PROVIDED DATA START

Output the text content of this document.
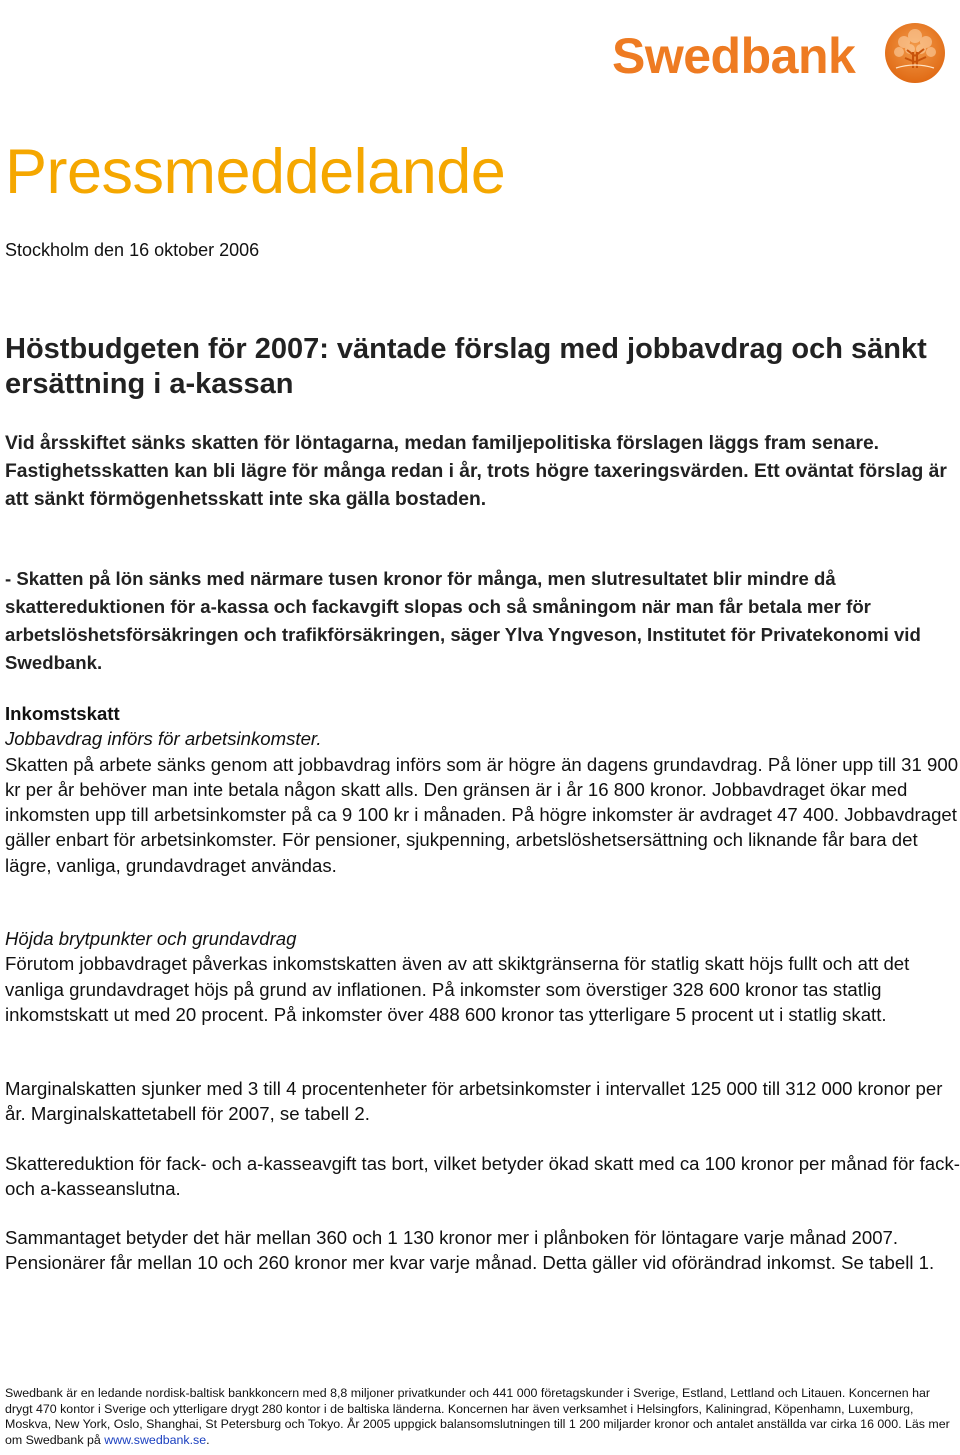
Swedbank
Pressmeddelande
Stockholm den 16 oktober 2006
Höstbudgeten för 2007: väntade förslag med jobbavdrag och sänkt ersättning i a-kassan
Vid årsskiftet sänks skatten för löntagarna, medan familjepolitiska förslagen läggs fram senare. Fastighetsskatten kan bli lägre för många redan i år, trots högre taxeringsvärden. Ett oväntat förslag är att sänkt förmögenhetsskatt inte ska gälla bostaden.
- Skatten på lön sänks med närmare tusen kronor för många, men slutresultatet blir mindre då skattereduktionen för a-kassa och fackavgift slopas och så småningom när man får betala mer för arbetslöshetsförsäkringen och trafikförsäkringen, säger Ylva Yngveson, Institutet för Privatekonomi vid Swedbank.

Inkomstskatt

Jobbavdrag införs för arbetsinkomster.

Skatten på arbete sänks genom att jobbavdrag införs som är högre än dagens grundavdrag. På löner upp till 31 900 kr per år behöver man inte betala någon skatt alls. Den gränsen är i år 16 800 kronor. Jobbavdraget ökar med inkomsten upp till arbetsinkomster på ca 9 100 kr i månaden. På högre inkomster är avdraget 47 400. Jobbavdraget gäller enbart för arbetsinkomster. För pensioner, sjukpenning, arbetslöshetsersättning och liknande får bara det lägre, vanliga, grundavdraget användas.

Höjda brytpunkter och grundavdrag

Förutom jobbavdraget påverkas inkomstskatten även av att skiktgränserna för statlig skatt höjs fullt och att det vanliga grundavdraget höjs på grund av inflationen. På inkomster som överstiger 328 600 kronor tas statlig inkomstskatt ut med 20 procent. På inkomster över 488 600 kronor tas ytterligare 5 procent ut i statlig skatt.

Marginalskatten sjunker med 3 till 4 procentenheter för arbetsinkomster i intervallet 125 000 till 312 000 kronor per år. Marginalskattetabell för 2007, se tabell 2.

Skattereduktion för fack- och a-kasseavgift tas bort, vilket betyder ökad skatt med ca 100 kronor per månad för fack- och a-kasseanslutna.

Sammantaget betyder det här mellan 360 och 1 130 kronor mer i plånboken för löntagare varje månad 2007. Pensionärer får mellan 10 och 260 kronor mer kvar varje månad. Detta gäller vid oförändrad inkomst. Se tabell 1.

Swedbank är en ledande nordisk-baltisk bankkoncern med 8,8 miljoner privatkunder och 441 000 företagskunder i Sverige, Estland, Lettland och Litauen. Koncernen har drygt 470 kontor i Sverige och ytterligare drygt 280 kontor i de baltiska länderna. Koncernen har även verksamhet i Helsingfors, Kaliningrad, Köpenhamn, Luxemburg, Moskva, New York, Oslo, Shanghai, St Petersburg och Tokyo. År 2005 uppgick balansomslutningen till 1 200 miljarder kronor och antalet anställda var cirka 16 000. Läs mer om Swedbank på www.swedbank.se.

PROVIDED DATA END

Retype the data above as given, letting no picture into the copy.

RESPONSE:
Output the text content of this document.
Swedbank
Pressmeddelande
Stockholm den 16 oktober 2006
Höstbudgeten för 2007: väntade förslag med jobbavdrag och sänkt ersättning i a-kassan
Vid årsskiftet sänks skatten för löntagarna, medan familjepolitiska förslagen läggs fram senare. Fastighetsskatten kan bli lägre för många redan i år, trots högre taxeringsvärden. Ett oväntat förslag är att sänkt förmögenhetsskatt inte ska gälla bostaden.
- Skatten på lön sänks med närmare tusen kronor för många, men slutresultatet blir mindre då skattereduktionen för a-kassa och fackavgift slopas och så småningom när man får betala mer för arbetslöshetsförsäkringen och trafikförsäkringen, säger Ylva Yngveson, Institutet för Privatekonomi vid Swedbank.

Inkomstskatt

Jobbavdrag införs för arbetsinkomster.

Skatten på arbete sänks genom att jobbavdrag införs som är högre än dagens grundavdrag. På löner upp till 31 900 kr per år behöver man inte betala någon skatt alls. Den gränsen är i år 16 800 kronor. Jobbavdraget ökar med inkomsten upp till arbetsinkomster på ca 9 100 kr i månaden. På högre inkomster är avdraget 47 400. Jobbavdraget gäller enbart för arbetsinkomster. För pensioner, sjukpenning, arbetslöshetsersättning och liknande får bara det lägre, vanliga, grundavdraget användas.

Höjda brytpunkter och grundavdrag

Förutom jobbavdraget påverkas inkomstskatten även av att skiktgränserna för statlig skatt höjs fullt och att det vanliga grundavdraget höjs på grund av inflationen. På inkomster som överstiger 328 600 kronor tas statlig inkomstskatt ut med 20 procent. På inkomster över 488 600 kronor tas ytterligare 5 procent ut i statlig skatt.

Marginalskatten sjunker med 3 till 4 procentenheter för arbetsinkomster i intervallet 125 000 till 312 000 kronor per år. Marginalskattetabell för 2007, se tabell 2.

Skattereduktion för fack- och a-kasseavgift tas bort, vilket betyder ökad skatt med ca 100 kronor per månad för fack- och a-kasseanslutna.

Sammantaget betyder det här mellan 360 och 1 130 kronor mer i plånboken för löntagare varje månad 2007. Pensionärer får mellan 10 och 260 kronor mer kvar varje månad. Detta gäller vid oförändrad inkomst. Se tabell 1.

Swedbank är en ledande nordisk-baltisk bankkoncern med 8,8 miljoner privatkunder och 441 000 företagskunder i Sverige, Estland, Lettland och Litauen. Koncernen har drygt 470 kontor i Sverige och ytterligare drygt 280 kontor i de baltiska länderna. Koncernen har även verksamhet i Helsingfors, Kaliningrad, Köpenhamn, Luxemburg, Moskva, New York, Oslo, Shanghai, St Petersburg och Tokyo. År 2005 uppgick balansomslutningen till 1 200 miljarder kronor och antalet anställda var cirka 16 000. Läs mer om Swedbank på www.swedbank.se.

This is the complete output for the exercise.